Can you pull out each line of the data below that includes the word "Suff"?

**Input:**
# # #

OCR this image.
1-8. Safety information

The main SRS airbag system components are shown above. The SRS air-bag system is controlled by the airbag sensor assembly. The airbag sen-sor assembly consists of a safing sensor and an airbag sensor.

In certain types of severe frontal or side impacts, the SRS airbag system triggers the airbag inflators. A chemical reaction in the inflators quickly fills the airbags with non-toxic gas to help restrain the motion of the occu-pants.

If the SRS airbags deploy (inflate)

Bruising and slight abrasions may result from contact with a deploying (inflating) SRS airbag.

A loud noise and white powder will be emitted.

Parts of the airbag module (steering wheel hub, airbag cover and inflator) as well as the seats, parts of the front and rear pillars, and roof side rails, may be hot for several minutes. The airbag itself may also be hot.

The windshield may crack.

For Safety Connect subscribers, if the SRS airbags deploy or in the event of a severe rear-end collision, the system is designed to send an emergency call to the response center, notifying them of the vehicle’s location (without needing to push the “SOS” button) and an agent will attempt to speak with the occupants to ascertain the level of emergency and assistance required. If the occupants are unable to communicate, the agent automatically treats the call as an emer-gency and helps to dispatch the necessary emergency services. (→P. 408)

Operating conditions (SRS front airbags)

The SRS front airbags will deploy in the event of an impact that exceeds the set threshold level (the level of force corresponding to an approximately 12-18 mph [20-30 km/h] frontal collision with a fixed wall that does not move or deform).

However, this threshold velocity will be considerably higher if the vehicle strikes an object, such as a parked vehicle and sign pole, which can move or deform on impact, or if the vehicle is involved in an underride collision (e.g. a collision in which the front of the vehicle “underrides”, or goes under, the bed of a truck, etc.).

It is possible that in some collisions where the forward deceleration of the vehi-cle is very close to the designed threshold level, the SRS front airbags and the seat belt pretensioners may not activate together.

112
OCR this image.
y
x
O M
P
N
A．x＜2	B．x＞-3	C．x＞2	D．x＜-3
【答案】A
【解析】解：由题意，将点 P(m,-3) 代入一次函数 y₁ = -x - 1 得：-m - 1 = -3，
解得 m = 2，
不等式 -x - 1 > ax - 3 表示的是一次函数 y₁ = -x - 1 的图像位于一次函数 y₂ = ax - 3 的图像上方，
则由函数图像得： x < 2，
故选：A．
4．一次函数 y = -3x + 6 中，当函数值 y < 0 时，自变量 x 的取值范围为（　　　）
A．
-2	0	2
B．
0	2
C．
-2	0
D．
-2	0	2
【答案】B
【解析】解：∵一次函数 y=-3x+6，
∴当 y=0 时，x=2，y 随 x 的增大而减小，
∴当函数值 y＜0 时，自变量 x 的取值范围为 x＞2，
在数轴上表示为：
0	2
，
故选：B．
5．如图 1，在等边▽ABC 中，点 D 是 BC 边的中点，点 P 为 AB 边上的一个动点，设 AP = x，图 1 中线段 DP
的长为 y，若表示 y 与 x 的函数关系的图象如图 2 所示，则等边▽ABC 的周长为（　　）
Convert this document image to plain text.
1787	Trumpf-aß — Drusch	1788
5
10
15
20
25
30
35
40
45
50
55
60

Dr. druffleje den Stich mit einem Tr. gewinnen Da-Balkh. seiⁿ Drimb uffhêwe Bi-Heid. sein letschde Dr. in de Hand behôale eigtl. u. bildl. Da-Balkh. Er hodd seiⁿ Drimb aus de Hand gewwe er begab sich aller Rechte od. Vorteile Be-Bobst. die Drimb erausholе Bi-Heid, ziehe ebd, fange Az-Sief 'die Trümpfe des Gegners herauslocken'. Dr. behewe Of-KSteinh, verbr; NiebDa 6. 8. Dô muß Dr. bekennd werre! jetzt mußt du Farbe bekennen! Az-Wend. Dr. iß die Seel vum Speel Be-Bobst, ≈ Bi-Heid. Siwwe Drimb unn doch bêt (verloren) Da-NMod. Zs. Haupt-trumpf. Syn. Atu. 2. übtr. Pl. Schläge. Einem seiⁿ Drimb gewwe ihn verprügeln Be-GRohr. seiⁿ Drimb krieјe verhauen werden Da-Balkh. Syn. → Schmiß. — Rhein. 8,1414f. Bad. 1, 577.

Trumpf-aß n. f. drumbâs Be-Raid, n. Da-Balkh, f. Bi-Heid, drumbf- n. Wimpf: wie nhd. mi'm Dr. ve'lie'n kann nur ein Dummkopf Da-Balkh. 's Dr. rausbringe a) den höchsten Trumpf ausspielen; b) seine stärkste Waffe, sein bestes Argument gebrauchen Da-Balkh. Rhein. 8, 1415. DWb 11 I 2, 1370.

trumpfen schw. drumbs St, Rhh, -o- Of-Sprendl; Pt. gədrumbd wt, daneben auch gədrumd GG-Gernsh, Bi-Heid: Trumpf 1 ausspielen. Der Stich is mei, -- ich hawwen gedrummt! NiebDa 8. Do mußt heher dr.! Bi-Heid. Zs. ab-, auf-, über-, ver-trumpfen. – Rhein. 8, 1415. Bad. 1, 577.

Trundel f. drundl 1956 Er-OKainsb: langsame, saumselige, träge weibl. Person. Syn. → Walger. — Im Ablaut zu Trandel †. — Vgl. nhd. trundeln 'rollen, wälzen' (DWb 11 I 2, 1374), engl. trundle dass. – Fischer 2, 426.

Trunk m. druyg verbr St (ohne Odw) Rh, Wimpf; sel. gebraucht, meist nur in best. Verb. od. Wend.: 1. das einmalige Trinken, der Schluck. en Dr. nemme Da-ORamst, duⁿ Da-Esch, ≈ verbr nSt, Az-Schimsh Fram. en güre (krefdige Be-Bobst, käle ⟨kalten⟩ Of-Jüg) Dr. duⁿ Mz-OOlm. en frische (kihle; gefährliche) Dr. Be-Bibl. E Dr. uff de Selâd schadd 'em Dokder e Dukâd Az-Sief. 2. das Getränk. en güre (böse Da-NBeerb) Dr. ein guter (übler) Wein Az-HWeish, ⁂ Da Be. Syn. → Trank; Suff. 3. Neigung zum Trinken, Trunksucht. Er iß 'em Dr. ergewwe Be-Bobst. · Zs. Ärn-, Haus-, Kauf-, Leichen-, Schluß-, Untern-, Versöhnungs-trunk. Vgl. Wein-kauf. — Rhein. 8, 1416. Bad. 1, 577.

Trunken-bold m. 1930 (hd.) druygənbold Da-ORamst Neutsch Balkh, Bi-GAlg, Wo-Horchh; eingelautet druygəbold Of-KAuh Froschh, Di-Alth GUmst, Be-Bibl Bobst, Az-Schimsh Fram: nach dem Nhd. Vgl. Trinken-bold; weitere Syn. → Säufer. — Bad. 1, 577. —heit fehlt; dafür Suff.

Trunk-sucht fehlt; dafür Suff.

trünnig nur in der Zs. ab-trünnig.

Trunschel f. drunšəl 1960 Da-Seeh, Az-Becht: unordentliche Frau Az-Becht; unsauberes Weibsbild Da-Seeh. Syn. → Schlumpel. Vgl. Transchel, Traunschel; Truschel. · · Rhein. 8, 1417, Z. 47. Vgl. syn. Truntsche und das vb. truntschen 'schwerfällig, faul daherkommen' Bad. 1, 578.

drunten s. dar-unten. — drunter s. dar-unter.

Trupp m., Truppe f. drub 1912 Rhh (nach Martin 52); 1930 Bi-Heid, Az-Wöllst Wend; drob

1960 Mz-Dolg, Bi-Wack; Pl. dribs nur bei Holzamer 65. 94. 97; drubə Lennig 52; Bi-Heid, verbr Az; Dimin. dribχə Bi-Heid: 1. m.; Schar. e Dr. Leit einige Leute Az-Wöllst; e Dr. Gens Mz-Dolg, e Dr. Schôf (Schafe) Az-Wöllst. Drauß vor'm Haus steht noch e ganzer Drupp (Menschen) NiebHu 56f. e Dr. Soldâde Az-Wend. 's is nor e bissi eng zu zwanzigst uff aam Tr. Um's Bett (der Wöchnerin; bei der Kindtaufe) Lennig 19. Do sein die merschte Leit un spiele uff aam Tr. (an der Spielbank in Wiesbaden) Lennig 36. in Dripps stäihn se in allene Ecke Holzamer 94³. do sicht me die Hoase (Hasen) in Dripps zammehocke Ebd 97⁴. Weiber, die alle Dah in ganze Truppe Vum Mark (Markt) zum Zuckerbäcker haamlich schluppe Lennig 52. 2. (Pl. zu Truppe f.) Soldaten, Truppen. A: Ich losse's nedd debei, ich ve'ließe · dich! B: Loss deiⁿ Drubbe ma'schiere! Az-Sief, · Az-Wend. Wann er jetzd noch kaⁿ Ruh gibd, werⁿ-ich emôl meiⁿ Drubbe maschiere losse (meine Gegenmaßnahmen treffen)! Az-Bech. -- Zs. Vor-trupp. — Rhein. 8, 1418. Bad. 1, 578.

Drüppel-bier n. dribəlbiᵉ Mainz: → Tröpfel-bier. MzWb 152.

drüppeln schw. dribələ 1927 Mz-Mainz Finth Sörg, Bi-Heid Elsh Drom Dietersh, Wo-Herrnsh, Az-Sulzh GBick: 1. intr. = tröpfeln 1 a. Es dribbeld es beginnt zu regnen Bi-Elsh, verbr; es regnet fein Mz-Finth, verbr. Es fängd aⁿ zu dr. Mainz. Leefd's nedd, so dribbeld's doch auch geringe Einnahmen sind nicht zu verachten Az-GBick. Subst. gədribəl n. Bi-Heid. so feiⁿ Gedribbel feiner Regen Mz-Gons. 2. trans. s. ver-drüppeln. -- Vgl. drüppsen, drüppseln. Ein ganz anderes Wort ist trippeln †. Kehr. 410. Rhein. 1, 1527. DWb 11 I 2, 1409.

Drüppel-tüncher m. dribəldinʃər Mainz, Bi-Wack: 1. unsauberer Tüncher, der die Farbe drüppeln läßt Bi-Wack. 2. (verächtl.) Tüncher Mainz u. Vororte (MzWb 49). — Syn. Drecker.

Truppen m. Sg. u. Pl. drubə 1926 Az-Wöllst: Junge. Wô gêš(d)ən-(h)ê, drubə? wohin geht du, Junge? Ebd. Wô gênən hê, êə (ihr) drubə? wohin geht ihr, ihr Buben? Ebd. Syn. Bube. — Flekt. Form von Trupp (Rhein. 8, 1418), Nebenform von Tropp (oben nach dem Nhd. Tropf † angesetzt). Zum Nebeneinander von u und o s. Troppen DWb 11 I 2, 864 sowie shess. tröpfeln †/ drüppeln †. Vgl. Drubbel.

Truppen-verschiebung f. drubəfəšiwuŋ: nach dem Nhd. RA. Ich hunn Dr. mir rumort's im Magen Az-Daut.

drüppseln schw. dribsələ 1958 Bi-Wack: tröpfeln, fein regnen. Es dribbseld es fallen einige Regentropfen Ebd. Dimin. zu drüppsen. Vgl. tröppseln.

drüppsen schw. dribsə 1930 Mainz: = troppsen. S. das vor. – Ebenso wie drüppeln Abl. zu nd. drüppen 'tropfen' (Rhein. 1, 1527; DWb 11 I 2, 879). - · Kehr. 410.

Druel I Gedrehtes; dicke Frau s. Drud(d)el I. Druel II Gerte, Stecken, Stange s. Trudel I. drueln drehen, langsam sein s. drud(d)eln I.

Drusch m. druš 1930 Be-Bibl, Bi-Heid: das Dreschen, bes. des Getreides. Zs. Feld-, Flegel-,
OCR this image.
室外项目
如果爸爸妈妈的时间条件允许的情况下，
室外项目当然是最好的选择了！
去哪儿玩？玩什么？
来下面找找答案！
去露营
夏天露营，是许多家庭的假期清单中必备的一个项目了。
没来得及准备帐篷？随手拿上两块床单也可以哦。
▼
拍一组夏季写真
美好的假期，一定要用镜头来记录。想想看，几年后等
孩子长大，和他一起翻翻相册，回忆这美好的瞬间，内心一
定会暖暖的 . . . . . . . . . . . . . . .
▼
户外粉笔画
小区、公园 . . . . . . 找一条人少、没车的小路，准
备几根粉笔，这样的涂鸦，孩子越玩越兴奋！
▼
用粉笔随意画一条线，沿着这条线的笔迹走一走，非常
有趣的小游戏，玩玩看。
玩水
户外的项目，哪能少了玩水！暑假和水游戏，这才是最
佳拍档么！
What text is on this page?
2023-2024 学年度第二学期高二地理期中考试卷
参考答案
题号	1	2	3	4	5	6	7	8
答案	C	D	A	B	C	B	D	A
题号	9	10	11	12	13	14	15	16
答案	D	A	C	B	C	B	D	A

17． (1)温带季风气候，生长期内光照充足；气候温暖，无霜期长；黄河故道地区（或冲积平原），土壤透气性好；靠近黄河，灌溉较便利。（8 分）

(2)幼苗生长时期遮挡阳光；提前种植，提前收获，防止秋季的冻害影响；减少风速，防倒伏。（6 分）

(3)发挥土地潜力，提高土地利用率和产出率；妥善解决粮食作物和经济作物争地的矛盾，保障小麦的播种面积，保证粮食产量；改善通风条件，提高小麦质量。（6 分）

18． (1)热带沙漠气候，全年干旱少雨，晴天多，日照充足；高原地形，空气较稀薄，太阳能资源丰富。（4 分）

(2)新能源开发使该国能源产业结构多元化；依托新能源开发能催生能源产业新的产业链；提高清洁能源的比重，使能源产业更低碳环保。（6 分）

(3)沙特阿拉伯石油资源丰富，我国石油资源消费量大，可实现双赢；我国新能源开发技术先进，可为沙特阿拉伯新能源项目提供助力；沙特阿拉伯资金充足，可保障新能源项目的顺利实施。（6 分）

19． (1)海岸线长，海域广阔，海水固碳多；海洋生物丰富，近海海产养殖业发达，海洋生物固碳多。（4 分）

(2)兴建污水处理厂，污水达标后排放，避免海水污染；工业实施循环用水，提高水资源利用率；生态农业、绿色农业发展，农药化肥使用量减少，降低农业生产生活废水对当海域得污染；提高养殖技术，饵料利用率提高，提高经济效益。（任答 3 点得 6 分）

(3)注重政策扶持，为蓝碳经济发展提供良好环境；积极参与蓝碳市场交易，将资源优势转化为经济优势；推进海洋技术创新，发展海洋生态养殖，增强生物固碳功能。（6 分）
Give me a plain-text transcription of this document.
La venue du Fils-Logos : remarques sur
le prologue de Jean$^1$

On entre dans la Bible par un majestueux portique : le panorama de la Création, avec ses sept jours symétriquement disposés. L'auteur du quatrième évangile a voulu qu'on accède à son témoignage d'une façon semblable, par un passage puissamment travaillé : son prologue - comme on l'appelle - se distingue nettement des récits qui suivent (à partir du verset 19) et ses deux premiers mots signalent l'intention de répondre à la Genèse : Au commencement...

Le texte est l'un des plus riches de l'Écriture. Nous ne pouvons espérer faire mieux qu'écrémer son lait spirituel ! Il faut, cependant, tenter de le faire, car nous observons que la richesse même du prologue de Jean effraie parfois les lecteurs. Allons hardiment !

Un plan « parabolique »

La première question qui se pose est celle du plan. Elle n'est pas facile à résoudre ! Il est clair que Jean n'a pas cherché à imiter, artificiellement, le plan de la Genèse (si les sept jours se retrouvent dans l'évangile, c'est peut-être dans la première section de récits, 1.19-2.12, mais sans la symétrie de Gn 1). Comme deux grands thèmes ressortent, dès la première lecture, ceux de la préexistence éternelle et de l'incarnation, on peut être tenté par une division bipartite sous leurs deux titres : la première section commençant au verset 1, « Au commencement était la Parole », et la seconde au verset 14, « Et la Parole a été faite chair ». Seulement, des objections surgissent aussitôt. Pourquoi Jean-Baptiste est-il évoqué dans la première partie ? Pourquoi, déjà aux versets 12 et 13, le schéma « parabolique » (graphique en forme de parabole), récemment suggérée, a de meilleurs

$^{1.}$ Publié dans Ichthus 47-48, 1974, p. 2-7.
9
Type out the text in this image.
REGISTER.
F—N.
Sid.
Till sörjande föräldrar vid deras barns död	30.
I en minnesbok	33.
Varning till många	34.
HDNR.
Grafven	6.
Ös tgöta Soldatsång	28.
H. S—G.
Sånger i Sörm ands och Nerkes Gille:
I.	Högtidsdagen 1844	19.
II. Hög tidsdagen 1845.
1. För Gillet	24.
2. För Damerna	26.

# # #

**Answer for this exercise:**
Trunk m. druyg verbr St (ohne Odw) Rh, Wimpf; sel. gebraucht, meist nur in best. Verb. od. Wend.: 1. das einmalige Trinken, der Schluck. en Dr. nemme Da-ORamst, duⁿ Da-Esch, ≈ verbr nSt, Az-Schimsh Fram. en güre (krefdige Be-Bobst, käle ⟨kalten⟩ Of-Jüg) Dr. duⁿ Mz-OOlm. en frische (kihle; gefährliche) Dr. Be-Bibl. E Dr. uff de Selâd schadd 'em Dokder e Dukâd Az-Sief. 2. das Getränk. en güre (böse Da-NBeerb) Dr. ein guter (übler) Wein Az-HWeish, ⁂ Da Be. Syn. → Trank; Suff. 3. Neigung zum Trinken, Trunksucht. Er iß 'em Dr. ergewwe Be-Bobst. · Zs. Ärn-, Haus-, Kauf-, Leichen-, Schluß-, Untern-, Versöhnungs-trunk. Vgl. Wein-kauf. — Rhein. 8, 1416. Bad. 1, 577.
Trunken-bold m. 1930 (hd.) druygənbold Da-ORamst Neutsch Balkh, Bi-GAlg, Wo-Horchh; eingelautet druygəbold Of-KAuh Froschh, Di-Alth GUmst, Be-Bibl Bobst, Az-Schimsh Fram: nach dem Nhd. Vgl. Trinken-bold; weitere Syn. → Säufer. — Bad. 1, 577. —heit fehlt; dafür Suff.
Trunk-sucht fehlt; dafür Suff.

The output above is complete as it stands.